-- Requirements --
Emit the entire listing verbatim.

Extracted records
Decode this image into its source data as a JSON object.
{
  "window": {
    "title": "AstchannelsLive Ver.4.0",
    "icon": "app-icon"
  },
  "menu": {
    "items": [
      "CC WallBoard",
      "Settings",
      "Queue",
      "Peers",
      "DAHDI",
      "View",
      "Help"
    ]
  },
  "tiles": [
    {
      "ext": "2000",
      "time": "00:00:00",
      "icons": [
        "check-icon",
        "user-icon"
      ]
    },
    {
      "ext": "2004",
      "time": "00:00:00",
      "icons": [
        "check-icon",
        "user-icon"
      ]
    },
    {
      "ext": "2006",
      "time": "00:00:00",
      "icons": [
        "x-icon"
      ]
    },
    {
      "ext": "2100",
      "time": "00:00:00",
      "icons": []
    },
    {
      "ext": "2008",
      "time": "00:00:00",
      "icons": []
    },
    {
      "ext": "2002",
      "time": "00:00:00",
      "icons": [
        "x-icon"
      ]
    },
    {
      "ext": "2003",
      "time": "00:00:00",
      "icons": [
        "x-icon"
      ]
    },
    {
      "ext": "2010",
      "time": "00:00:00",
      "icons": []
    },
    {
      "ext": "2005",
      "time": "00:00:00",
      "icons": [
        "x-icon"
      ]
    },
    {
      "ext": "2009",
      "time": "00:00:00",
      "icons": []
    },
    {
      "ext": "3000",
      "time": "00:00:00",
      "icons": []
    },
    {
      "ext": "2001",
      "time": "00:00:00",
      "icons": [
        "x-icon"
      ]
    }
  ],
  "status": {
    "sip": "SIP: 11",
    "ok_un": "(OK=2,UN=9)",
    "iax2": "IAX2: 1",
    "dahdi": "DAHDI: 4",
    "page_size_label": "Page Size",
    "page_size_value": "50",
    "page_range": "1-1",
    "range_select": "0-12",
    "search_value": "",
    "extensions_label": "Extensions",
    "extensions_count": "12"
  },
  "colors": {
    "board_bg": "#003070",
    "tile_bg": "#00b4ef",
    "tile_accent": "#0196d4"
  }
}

-- The output --
Decode this image into its source data as a JSON object.
{
  "window": {
    "title": "AstchannelsLive Ver.4.0",
    "icon": "app-icon"
  },
  "menu": {
    "items": [
      "CC WallBoard",
      "Settings",
      "Queue",
      "Peers",
      "DAHDI",
      "View",
      "Help"
    ]
  },
  "tiles": [
    {
      "ext": "2000",
      "time": "00:00:00",
      "icons": [
        "check-icon",
        "user-icon"
      ]
    },
    {
      "ext": "2004",
      "time": "00:00:00",
      "icons": [
        "check-icon",
        "user-icon"
      ]
    },
    {
      "ext": "2006",
      "time": "00:00:00",
      "icons": [
        "x-icon"
      ]
    },
    {
      "ext": "2100",
      "time": "00:00:00",
      "icons": []
    },
    {
      "ext": "2008",
      "time": "00:00:00",
      "icons": []
    },
    {
      "ext": "2002",
      "time": "00:00:00",
      "icons": [
        "x-icon"
      ]
    },
    {
      "ext": "2003",
      "time": "00:00:00",
      "icons": [
        "x-icon"
      ]
    },
    {
      "ext": "2010",
      "time": "00:00:00",
      "icons": []
    },
    {
      "ext": "2005",
      "time": "00:00:00",
      "icons": [
        "x-icon"
      ]
    },
    {
      "ext": "2009",
      "time": "00:00:00",
      "icons": []
    },
    {
      "ext": "3000",
      "time": "00:00:00",
      "icons": []
    },
    {
      "ext": "2001",
      "time": "00:00:00",
      "icons": [
        "x-icon"
      ]
    }
  ],
  "status": {
    "sip": "SIP: 11",
    "ok_un": "(OK=2,UN=9)",
    "iax2": "IAX2: 1",
    "dahdi": "DAHDI: 4",
    "page_size_label": "Page Size",
    "page_size_value": "50",
    "page_range": "1-1",
    "range_select": "0-12",
    "search_value": "",
    "extensions_label": "Extensions",
    "extensions_count": "12"
  },
  "colors": {
    "board_bg": "#003070",
    "tile_bg": "#00b4ef",
    "tile_accent": "#0196d4"
  }
}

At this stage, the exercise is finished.